## begin Material to process
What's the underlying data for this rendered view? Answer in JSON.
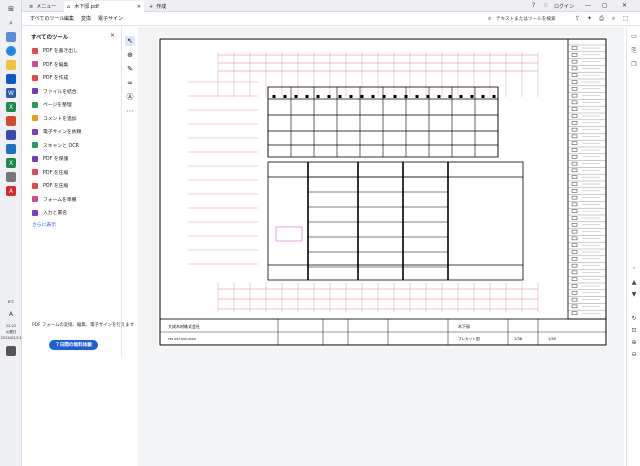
{
  "titlebar": {
    "menu_label": "メニュー",
    "doc_tab": "木下邸.pdf",
    "new_tab": "作成",
    "login": "ログイン"
  },
  "menubar": {
    "items": [
      "すべてのツール",
      "編集",
      "変換",
      "電子サイン"
    ],
    "search": "テキストまたはツールを検索"
  },
  "tools_panel": {
    "title": "すべてのツール",
    "items": [
      {
        "label": "PDF を書き出し",
        "color": "#e34850"
      },
      {
        "label": "PDF を編集",
        "color": "#d04a8c"
      },
      {
        "label": "PDF を作成",
        "color": "#e34850"
      },
      {
        "label": "ファイルを結合",
        "color": "#6b3fc4"
      },
      {
        "label": "ページを整理",
        "color": "#2c9b5a"
      },
      {
        "label": "コメントを追加",
        "color": "#e0a21c"
      },
      {
        "label": "電子サインを依頼",
        "color": "#7a3fc4"
      },
      {
        "label": "スキャンと OCR",
        "color": "#2c9b5a"
      },
      {
        "label": "PDF を保護",
        "color": "#6b3fc4"
      },
      {
        "label": "PDF を圧縮",
        "color": "#e34850"
      },
      {
        "label": "PDF を圧縮",
        "color": "#e34850"
      },
      {
        "label": "フォームを準備",
        "color": "#d04a8c"
      },
      {
        "label": "入力と署名",
        "color": "#7a3fc4"
      }
    ],
    "more": "さらに表示",
    "promo": "PDF フォームの変換、編集、電子サインを行えます",
    "trial_button": "７日間の無料体験"
  },
  "taskbar": {
    "temp": "6℃",
    "ime": "A",
    "time": "22:22",
    "day": "火曜日",
    "date": "2024/02/13"
  },
  "drawing": {
    "title_block": {
      "company": "大成木材株式会社",
      "phone": "TEL 097-555-0000",
      "project": "木下邸",
      "drawing_name": "プレカット図",
      "page": "1/38",
      "scale": "1/50"
    }
  },
  "colors": {
    "accent": "#1d5fd6",
    "red_lines": "#e06070"
  }
}
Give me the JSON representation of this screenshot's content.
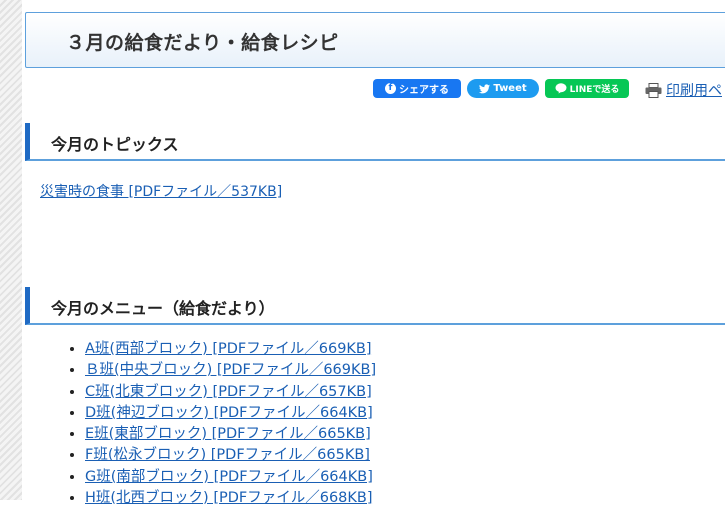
{
  "page": {
    "title": "３月の給食だより・給食レシピ"
  },
  "share": {
    "facebook_label": "シェアする",
    "twitter_label": "Tweet",
    "line_label": "LINEで送る",
    "print_label": "印刷用ペ"
  },
  "topics": {
    "heading": "今月のトピックス",
    "items": [
      {
        "label": "災害時の食事 [PDFファイル／537KB]"
      }
    ]
  },
  "menu": {
    "heading": "今月のメニュー（給食だより）",
    "items": [
      {
        "label": "A班(西部ブロック) [PDFファイル／669KB]"
      },
      {
        "label": "Ｂ班(中央ブロック) [PDFファイル／669KB]"
      },
      {
        "label": "C班(北東ブロック) [PDFファイル／657KB]"
      },
      {
        "label": "D班(神辺ブロック) [PDFファイル／664KB]"
      },
      {
        "label": "E班(東部ブロック) [PDFファイル／665KB]"
      },
      {
        "label": "F班(松永ブロック) [PDFファイル／665KB]"
      },
      {
        "label": "G班(南部ブロック) [PDFファイル／664KB]"
      },
      {
        "label": "H班(北西ブロック) [PDFファイル／668KB]"
      }
    ]
  },
  "colors": {
    "accent": "#1f6ac4",
    "link": "#1a5fb4",
    "facebook": "#1877f2",
    "twitter": "#1d9bf0",
    "line": "#06c755"
  }
}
## end Material to process
Given problem:
Keep the pictures out of the copy and return the rest of the data above exactly.

In response:
What's the underlying data for this rendered view? Answer in JSON.
{
  "titlebar": {
    "menu_label": "メニュー",
    "doc_tab": "木下邸.pdf",
    "new_tab": "作成",
    "login": "ログイン"
  },
  "menubar": {
    "items": [
      "すべてのツール",
      "編集",
      "変換",
      "電子サイン"
    ],
    "search": "テキストまたはツールを検索"
  },
  "tools_panel": {
    "title": "すべてのツール",
    "items": [
      {
        "label": "PDF を書き出し",
        "color": "#e34850"
      },
      {
        "label": "PDF を編集",
        "color": "#d04a8c"
      },
      {
        "label": "PDF を作成",
        "color": "#e34850"
      },
      {
        "label": "ファイルを結合",
        "color": "#6b3fc4"
      },
      {
        "label": "ページを整理",
        "color": "#2c9b5a"
      },
      {
        "label": "コメントを追加",
        "color": "#e0a21c"
      },
      {
        "label": "電子サインを依頼",
        "color": "#7a3fc4"
      },
      {
        "label": "スキャンと OCR",
        "color": "#2c9b5a"
      },
      {
        "label": "PDF を保護",
        "color": "#6b3fc4"
      },
      {
        "label": "PDF を圧縮",
        "color": "#e34850"
      },
      {
        "label": "PDF を圧縮",
        "color": "#e34850"
      },
      {
        "label": "フォームを準備",
        "color": "#d04a8c"
      },
      {
        "label": "入力と署名",
        "color": "#7a3fc4"
      }
    ],
    "more": "さらに表示",
    "promo": "PDF フォームの変換、編集、電子サインを行えます",
    "trial_button": "７日間の無料体験"
  },
  "taskbar": {
    "temp": "6℃",
    "ime": "A",
    "time": "22:22",
    "day": "火曜日",
    "date": "2024/02/13"
  },
  "drawing": {
    "title_block": {
      "company": "大成木材株式会社",
      "phone": "TEL 097-555-0000",
      "project": "木下邸",
      "drawing_name": "プレカット図",
      "page": "1/38",
      "scale": "1/50"
    }
  },
  "colors": {
    "accent": "#1d5fd6",
    "red_lines": "#e06070"
  }
}
Give me the JSON representation of this screenshot's content.
{
  "page": {
    "title": "３月の給食だより・給食レシピ"
  },
  "share": {
    "facebook_label": "シェアする",
    "twitter_label": "Tweet",
    "line_label": "LINEで送る",
    "print_label": "印刷用ペ"
  },
  "topics": {
    "heading": "今月のトピックス",
    "items": [
      {
        "label": "災害時の食事 [PDFファイル／537KB]"
      }
    ]
  },
  "menu": {
    "heading": "今月のメニュー（給食だより）",
    "items": [
      {
        "label": "A班(西部ブロック) [PDFファイル／669KB]"
      },
      {
        "label": "Ｂ班(中央ブロック) [PDFファイル／669KB]"
      },
      {
        "label": "C班(北東ブロック) [PDFファイル／657KB]"
      },
      {
        "label": "D班(神辺ブロック) [PDFファイル／664KB]"
      },
      {
        "label": "E班(東部ブロック) [PDFファイル／665KB]"
      },
      {
        "label": "F班(松永ブロック) [PDFファイル／665KB]"
      },
      {
        "label": "G班(南部ブロック) [PDFファイル／664KB]"
      },
      {
        "label": "H班(北西ブロック) [PDFファイル／668KB]"
      }
    ]
  },
  "colors": {
    "accent": "#1f6ac4",
    "link": "#1a5fb4",
    "facebook": "#1877f2",
    "twitter": "#1d9bf0",
    "line": "#06c755"
  }
}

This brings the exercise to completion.